TASK DIRECTIONS —
Every entry below must appear again, exactly as written.

ENTRIES PROVIDED —
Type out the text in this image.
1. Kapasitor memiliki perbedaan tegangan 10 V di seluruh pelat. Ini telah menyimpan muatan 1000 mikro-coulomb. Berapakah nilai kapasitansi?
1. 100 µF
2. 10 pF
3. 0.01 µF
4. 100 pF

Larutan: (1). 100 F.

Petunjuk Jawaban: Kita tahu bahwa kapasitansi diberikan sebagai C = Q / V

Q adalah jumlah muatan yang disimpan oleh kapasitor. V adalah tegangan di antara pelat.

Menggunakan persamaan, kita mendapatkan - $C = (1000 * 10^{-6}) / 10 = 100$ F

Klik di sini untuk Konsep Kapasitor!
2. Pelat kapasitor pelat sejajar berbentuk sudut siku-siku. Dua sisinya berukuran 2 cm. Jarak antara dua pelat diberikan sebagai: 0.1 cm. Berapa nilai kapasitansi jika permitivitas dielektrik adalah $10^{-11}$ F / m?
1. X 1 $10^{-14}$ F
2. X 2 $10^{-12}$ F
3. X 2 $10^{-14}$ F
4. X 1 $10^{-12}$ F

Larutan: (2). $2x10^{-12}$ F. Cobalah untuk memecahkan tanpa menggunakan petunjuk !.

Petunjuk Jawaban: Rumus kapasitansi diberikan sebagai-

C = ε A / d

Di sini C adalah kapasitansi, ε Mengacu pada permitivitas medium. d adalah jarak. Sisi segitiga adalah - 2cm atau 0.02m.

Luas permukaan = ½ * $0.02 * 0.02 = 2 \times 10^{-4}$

FINISHED ANSWER —
Type out the text in this image.
1. Kapasitor memiliki perbedaan tegangan 10 V di seluruh pelat. Ini telah menyimpan muatan 1000 mikro-coulomb. Berapakah nilai kapasitansi?
1. 100 µF
2. 10 pF
3. 0.01 µF
4. 100 pF

Larutan: (1). 100 F.

Petunjuk Jawaban: Kita tahu bahwa kapasitansi diberikan sebagai C = Q / V

Q adalah jumlah muatan yang disimpan oleh kapasitor. V adalah tegangan di antara pelat.

Menggunakan persamaan, kita mendapatkan - $C = (1000 * 10^{-6}) / 10 = 100$ F

Klik di sini untuk Konsep Kapasitor!
2. Pelat kapasitor pelat sejajar berbentuk sudut siku-siku. Dua sisinya berukuran 2 cm. Jarak antara dua pelat diberikan sebagai: 0.1 cm. Berapa nilai kapasitansi jika permitivitas dielektrik adalah $10^{-11}$ F / m?
1. X 1 $10^{-14}$ F
2. X 2 $10^{-12}$ F
3. X 2 $10^{-14}$ F
4. X 1 $10^{-12}$ F

Larutan: (2). $2x10^{-12}$ F. Cobalah untuk memecahkan tanpa menggunakan petunjuk !.

Petunjuk Jawaban: Rumus kapasitansi diberikan sebagai-

C = ε A / d

Di sini C adalah kapasitansi, ε Mengacu pada permitivitas medium. d adalah jarak. Sisi segitiga adalah - 2cm atau 0.02m.

Luas permukaan = ½ * $0.02 * 0.02 = 2 \times 10^{-4}$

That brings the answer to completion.